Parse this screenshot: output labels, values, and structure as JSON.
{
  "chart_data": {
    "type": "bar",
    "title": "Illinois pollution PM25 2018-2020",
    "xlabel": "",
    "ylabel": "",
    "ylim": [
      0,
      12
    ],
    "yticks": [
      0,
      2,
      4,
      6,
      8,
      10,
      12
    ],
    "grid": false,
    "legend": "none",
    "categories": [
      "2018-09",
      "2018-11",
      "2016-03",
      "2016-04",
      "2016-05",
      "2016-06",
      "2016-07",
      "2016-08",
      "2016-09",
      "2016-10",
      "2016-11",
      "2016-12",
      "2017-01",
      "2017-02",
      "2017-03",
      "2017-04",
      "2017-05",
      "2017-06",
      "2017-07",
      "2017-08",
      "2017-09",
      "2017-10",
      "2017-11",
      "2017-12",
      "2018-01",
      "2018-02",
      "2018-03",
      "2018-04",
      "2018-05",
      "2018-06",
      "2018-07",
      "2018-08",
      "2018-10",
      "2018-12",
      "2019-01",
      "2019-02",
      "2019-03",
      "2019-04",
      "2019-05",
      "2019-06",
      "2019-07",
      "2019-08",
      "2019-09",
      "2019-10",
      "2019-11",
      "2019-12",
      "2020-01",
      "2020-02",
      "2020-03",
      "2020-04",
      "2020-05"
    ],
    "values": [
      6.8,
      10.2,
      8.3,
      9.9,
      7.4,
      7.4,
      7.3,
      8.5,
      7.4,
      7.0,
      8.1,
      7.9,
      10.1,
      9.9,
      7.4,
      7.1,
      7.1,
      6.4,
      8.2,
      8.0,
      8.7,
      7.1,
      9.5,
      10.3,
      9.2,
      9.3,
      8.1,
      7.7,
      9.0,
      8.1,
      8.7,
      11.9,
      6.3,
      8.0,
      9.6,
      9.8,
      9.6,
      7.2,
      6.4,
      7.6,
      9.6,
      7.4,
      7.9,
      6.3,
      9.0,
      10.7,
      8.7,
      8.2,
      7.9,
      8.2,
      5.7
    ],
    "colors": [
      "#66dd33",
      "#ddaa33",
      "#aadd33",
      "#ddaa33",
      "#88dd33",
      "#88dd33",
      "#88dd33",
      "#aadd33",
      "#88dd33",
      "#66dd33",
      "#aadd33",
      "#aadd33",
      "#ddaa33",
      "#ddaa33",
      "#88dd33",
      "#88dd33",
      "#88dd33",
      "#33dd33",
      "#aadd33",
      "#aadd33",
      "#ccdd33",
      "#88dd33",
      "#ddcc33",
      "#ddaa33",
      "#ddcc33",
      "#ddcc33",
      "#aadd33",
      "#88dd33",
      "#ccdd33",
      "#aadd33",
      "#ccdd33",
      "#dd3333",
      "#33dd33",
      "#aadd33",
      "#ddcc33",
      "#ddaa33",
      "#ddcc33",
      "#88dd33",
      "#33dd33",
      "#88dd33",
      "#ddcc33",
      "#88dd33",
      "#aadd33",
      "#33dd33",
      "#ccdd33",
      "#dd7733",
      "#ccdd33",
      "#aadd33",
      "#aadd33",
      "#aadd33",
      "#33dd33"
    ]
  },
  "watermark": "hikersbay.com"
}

(Task objective)
Please set down each line of the records exactly as given.

(Finished exercise)
Parse this screenshot: output labels, values, and structure as JSON.
{
  "chart_data": {
    "type": "bar",
    "title": "Illinois pollution PM25 2018-2020",
    "xlabel": "",
    "ylabel": "",
    "ylim": [
      0,
      12
    ],
    "yticks": [
      0,
      2,
      4,
      6,
      8,
      10,
      12
    ],
    "grid": false,
    "legend": "none",
    "categories": [
      "2018-09",
      "2018-11",
      "2016-03",
      "2016-04",
      "2016-05",
      "2016-06",
      "2016-07",
      "2016-08",
      "2016-09",
      "2016-10",
      "2016-11",
      "2016-12",
      "2017-01",
      "2017-02",
      "2017-03",
      "2017-04",
      "2017-05",
      "2017-06",
      "2017-07",
      "2017-08",
      "2017-09",
      "2017-10",
      "2017-11",
      "2017-12",
      "2018-01",
      "2018-02",
      "2018-03",
      "2018-04",
      "2018-05",
      "2018-06",
      "2018-07",
      "2018-08",
      "2018-10",
      "2018-12",
      "2019-01",
      "2019-02",
      "2019-03",
      "2019-04",
      "2019-05",
      "2019-06",
      "2019-07",
      "2019-08",
      "2019-09",
      "2019-10",
      "2019-11",
      "2019-12",
      "2020-01",
      "2020-02",
      "2020-03",
      "2020-04",
      "2020-05"
    ],
    "values": [
      6.8,
      10.2,
      8.3,
      9.9,
      7.4,
      7.4,
      7.3,
      8.5,
      7.4,
      7.0,
      8.1,
      7.9,
      10.1,
      9.9,
      7.4,
      7.1,
      7.1,
      6.4,
      8.2,
      8.0,
      8.7,
      7.1,
      9.5,
      10.3,
      9.2,
      9.3,
      8.1,
      7.7,
      9.0,
      8.1,
      8.7,
      11.9,
      6.3,
      8.0,
      9.6,
      9.8,
      9.6,
      7.2,
      6.4,
      7.6,
      9.6,
      7.4,
      7.9,
      6.3,
      9.0,
      10.7,
      8.7,
      8.2,
      7.9,
      8.2,
      5.7
    ],
    "colors": [
      "#66dd33",
      "#ddaa33",
      "#aadd33",
      "#ddaa33",
      "#88dd33",
      "#88dd33",
      "#88dd33",
      "#aadd33",
      "#88dd33",
      "#66dd33",
      "#aadd33",
      "#aadd33",
      "#ddaa33",
      "#ddaa33",
      "#88dd33",
      "#88dd33",
      "#88dd33",
      "#33dd33",
      "#aadd33",
      "#aadd33",
      "#ccdd33",
      "#88dd33",
      "#ddcc33",
      "#ddaa33",
      "#ddcc33",
      "#ddcc33",
      "#aadd33",
      "#88dd33",
      "#ccdd33",
      "#aadd33",
      "#ccdd33",
      "#dd3333",
      "#33dd33",
      "#aadd33",
      "#ddcc33",
      "#ddaa33",
      "#ddcc33",
      "#88dd33",
      "#33dd33",
      "#88dd33",
      "#ddcc33",
      "#88dd33",
      "#aadd33",
      "#33dd33",
      "#ccdd33",
      "#dd7733",
      "#ccdd33",
      "#aadd33",
      "#aadd33",
      "#aadd33",
      "#33dd33"
    ]
  },
  "watermark": "hikersbay.com"
}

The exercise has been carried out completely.